WHAT YOU NEED TO DO: Below is a block of records; return all of them exactly, but without the images.

---+---

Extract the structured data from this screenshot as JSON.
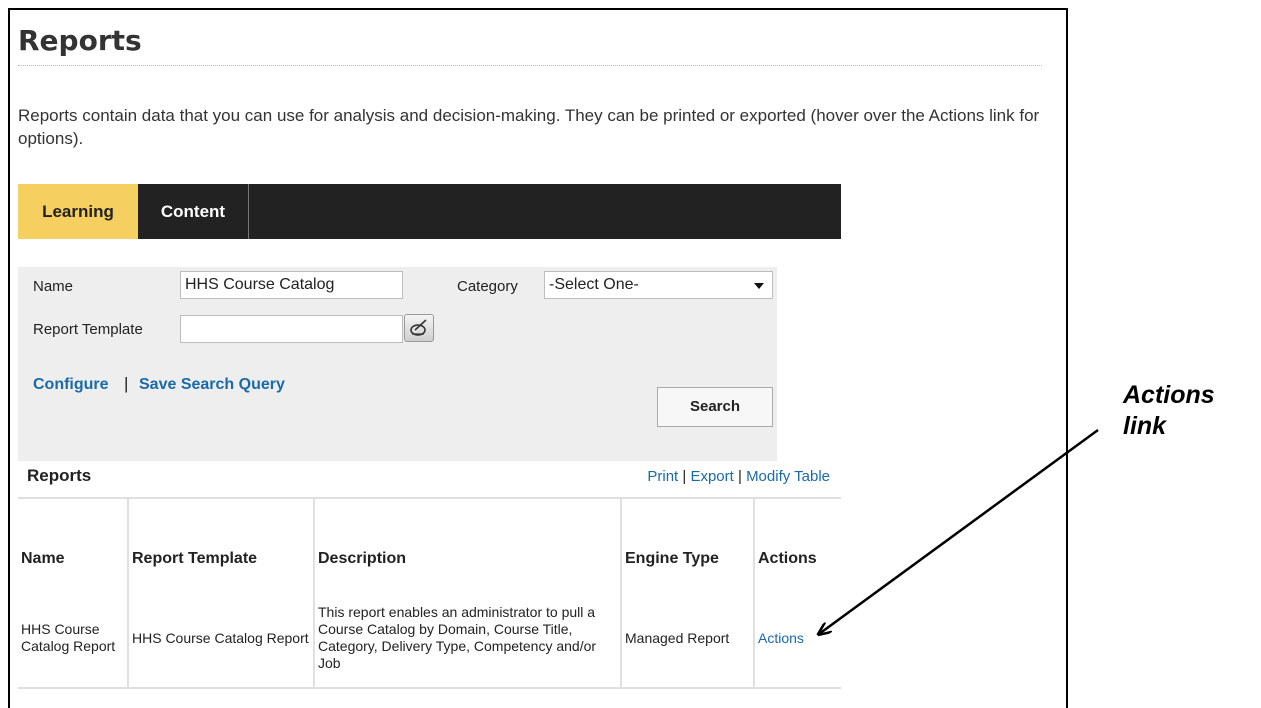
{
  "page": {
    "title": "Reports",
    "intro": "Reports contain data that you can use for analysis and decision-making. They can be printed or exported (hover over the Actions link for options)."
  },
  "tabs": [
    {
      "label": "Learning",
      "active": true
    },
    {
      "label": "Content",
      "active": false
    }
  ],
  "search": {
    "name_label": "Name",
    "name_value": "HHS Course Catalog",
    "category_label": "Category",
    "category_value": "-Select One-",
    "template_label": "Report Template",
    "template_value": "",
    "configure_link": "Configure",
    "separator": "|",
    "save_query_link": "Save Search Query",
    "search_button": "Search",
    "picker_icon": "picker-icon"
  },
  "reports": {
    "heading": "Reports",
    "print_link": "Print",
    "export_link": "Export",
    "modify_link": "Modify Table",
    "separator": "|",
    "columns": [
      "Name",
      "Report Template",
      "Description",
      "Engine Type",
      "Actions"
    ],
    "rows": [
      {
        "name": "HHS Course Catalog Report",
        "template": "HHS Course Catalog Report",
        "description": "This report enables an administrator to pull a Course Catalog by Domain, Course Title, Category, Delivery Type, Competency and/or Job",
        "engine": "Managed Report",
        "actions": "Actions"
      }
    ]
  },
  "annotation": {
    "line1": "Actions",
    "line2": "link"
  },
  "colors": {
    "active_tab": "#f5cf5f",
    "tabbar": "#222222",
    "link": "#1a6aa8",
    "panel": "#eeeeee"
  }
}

---+---

FINISHED TASK:
Extract the structured data from this screenshot as JSON.
{
  "page": {
    "title": "Reports",
    "intro": "Reports contain data that you can use for analysis and decision-making. They can be printed or exported (hover over the Actions link for options)."
  },
  "tabs": [
    {
      "label": "Learning",
      "active": true
    },
    {
      "label": "Content",
      "active": false
    }
  ],
  "search": {
    "name_label": "Name",
    "name_value": "HHS Course Catalog",
    "category_label": "Category",
    "category_value": "-Select One-",
    "template_label": "Report Template",
    "template_value": "",
    "configure_link": "Configure",
    "separator": "|",
    "save_query_link": "Save Search Query",
    "search_button": "Search",
    "picker_icon": "picker-icon"
  },
  "reports": {
    "heading": "Reports",
    "print_link": "Print",
    "export_link": "Export",
    "modify_link": "Modify Table",
    "separator": "|",
    "columns": [
      "Name",
      "Report Template",
      "Description",
      "Engine Type",
      "Actions"
    ],
    "rows": [
      {
        "name": "HHS Course Catalog Report",
        "template": "HHS Course Catalog Report",
        "description": "This report enables an administrator to pull a Course Catalog by Domain, Course Title, Category, Delivery Type, Competency and/or Job",
        "engine": "Managed Report",
        "actions": "Actions"
      }
    ]
  },
  "annotation": {
    "line1": "Actions",
    "line2": "link"
  },
  "colors": {
    "active_tab": "#f5cf5f",
    "tabbar": "#222222",
    "link": "#1a6aa8",
    "panel": "#eeeeee"
  }
}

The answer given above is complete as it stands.